## Selection
Why lions shouldn’t invest in DeFi Smart Contracts

Why lions shouldn’t invest in DeFi Smart Contracts

Blog Article Published: 11/02/2020

By Kurt Seifried, Chief Blockchain Officer at Cloud Security Alliance

This article is not legal or investment advice, it covers some aspects of front running in DeFi, and potential security solutions. This article also assumes you have a relatively deep understanding of the following Blockchain/DLT related terms: 100% matches: Block, Blockchain, Consensus, Exchange, Ledger, Mempool, Miner, Mining, Oracle,Token, Transaction

Why did the lion lose at poker? Because he was playing against a cheetah.

Front running in Blockchain/DLT

Front running is defined as someone (usually a stock broker) selling or buying stock before executing a client's transaction. The idea being that the client’s transaction will move the market, or is offering a price that provides an arbitrage opportunity. Front running typically involves elements of insider trading; the front runner often takes advantage of non public information to gain an advantage. The other common aspect is that the person doing the front running has a fiduciary duty to the person being taken advantage of.

Front running in Blockchain/DLT (Distributed Ledger Technology) and crypto currencies / DeFi (Decentralized Finance) is even more complicated than traditional financial markets because of the added complexity of smart contracts, smart assets, and the manner in which transactions are executed and finalized can vary significantly and take an extended time period. Also the two most popular blockchains (Bitcoin and Ethereum) do not have a central controlling authority, they are truly decentralized.

Please note that I’m not even going to talk about flaws in smart contracts (technical or architectural), the exchanges, the platforms running smart contracts and so on (that’s a later article). We’re going to assume a system that is “secure”, and the attacker is simply taking advantage of speed and public knowledge. Also for the rest of this article I’m going to focus on Ethereum for one simple reason: it’s the biggest, most widely used smart contract platform.

## Data shown
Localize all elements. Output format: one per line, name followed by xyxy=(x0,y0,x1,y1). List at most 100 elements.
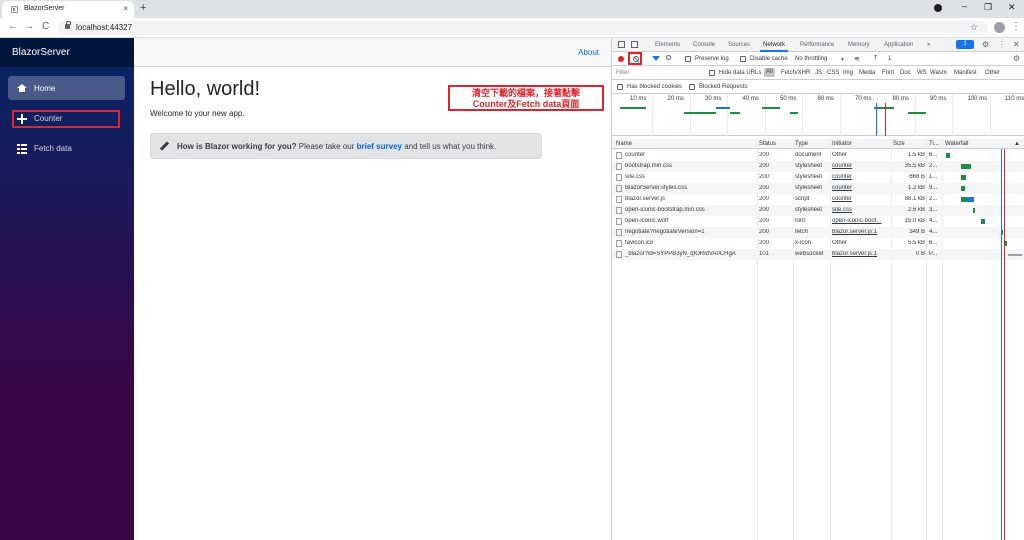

## Work to complete
In the article on front running in DeFi, which smart contract platform does the author choose to focus on, and for what reason?

## Solved exercise
Ethereum, because it is the biggest, most widely used smart contract platform.